═══ Records for processing

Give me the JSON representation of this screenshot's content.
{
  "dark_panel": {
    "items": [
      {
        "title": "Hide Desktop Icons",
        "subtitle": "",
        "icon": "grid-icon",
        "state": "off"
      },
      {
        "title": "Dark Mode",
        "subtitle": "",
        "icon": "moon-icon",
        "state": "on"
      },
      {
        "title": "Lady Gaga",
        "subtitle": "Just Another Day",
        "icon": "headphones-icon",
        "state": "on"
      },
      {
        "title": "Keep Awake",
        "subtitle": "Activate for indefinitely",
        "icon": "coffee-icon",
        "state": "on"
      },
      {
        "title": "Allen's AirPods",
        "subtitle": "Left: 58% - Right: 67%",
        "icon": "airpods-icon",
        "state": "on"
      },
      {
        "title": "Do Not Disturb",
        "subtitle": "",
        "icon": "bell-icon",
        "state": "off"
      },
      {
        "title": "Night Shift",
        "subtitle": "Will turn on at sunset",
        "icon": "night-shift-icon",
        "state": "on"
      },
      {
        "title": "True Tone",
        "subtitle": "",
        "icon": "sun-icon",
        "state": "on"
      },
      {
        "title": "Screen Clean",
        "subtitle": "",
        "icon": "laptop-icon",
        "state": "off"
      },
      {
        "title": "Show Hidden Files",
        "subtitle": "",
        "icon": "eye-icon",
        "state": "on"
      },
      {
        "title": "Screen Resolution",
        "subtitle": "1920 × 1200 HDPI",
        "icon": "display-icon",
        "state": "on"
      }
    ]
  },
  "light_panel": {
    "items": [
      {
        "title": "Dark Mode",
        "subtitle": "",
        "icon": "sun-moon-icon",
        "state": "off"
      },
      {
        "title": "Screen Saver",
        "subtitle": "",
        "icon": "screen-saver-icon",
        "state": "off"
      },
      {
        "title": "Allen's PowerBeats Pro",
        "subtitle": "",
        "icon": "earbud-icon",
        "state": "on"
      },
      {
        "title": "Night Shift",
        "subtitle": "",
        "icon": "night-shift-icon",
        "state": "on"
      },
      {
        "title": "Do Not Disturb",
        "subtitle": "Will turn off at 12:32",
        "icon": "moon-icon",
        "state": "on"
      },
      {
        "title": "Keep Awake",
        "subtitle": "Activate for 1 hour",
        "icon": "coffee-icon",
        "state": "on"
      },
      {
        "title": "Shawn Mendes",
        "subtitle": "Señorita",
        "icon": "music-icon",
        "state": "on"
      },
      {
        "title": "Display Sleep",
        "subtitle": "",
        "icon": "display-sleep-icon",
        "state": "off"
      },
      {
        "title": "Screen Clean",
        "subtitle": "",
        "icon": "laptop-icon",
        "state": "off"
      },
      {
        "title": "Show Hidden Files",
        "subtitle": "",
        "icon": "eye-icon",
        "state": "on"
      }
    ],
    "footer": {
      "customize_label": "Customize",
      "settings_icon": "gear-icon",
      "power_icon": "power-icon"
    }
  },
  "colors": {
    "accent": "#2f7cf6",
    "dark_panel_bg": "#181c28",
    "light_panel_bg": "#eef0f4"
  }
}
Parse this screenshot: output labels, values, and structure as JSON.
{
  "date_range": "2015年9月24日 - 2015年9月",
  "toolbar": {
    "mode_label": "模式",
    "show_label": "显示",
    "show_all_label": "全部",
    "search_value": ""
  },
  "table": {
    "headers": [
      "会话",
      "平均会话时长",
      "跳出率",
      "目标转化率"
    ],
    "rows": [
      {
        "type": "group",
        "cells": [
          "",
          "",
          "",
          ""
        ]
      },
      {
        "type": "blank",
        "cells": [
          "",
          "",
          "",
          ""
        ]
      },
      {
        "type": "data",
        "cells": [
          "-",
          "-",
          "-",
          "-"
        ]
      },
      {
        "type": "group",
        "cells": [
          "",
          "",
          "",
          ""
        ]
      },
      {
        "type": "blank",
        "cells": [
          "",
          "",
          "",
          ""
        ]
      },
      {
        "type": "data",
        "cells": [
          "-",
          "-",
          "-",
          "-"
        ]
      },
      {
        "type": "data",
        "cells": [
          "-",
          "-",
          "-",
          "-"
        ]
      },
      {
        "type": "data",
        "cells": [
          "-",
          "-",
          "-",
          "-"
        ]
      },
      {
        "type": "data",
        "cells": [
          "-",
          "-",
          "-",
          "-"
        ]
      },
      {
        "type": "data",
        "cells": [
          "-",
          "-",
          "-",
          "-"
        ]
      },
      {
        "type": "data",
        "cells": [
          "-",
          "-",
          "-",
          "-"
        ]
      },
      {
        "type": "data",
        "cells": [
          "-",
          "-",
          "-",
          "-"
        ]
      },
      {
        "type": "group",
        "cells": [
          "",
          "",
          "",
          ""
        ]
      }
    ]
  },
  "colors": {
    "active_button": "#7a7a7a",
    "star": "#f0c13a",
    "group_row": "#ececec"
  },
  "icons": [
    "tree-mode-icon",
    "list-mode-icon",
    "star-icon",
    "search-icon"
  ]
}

══════
═══ Records for processing

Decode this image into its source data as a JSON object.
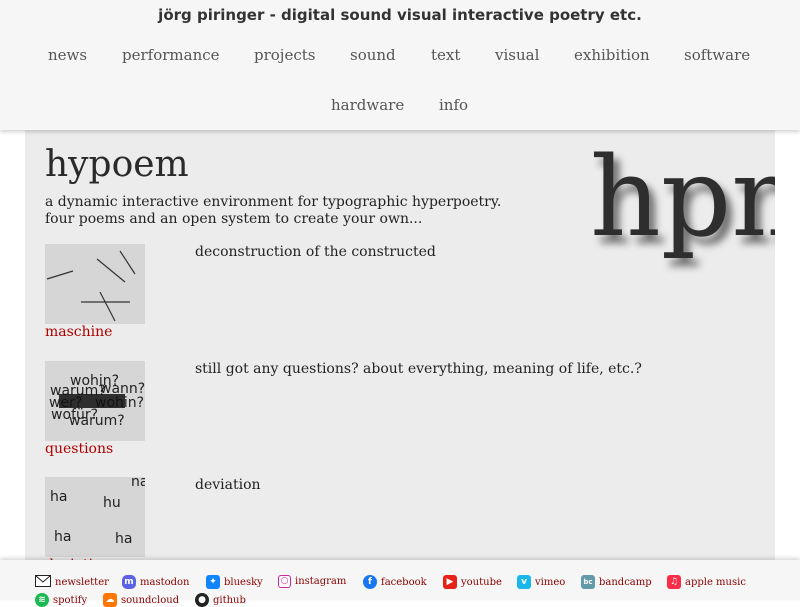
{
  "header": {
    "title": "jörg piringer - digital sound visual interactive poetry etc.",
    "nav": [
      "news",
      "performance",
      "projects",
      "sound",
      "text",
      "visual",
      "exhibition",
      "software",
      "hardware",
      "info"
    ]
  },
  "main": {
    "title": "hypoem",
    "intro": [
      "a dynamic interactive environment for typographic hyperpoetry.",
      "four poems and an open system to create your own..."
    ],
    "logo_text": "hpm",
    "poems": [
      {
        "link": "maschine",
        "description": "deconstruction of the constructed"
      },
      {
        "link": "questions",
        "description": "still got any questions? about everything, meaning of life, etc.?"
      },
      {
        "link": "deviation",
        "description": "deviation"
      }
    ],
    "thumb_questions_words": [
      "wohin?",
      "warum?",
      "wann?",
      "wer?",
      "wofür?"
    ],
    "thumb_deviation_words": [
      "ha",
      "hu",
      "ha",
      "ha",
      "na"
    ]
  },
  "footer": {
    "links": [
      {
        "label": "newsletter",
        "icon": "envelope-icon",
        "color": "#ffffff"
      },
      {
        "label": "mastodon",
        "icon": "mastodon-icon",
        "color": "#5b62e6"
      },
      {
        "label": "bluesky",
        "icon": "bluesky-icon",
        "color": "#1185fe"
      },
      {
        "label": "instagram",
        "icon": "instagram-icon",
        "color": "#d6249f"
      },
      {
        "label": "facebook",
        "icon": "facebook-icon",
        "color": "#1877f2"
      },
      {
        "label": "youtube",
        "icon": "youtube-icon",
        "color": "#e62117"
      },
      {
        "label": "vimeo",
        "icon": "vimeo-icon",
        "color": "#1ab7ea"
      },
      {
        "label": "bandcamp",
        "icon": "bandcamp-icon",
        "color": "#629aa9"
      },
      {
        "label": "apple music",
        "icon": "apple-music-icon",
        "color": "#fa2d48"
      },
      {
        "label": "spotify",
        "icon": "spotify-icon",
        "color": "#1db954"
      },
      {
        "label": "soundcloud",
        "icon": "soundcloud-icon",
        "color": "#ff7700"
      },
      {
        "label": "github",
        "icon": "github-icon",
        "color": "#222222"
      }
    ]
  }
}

══════

▶ Work to complete
Pick out the lines containing the word "this" and show them.

▶ Exercise response
Give me the JSON representation of this screenshot's content.
Parse this screenshot: output labels, values, and structure as JSON.
Decode this image into its source data as a JSON object.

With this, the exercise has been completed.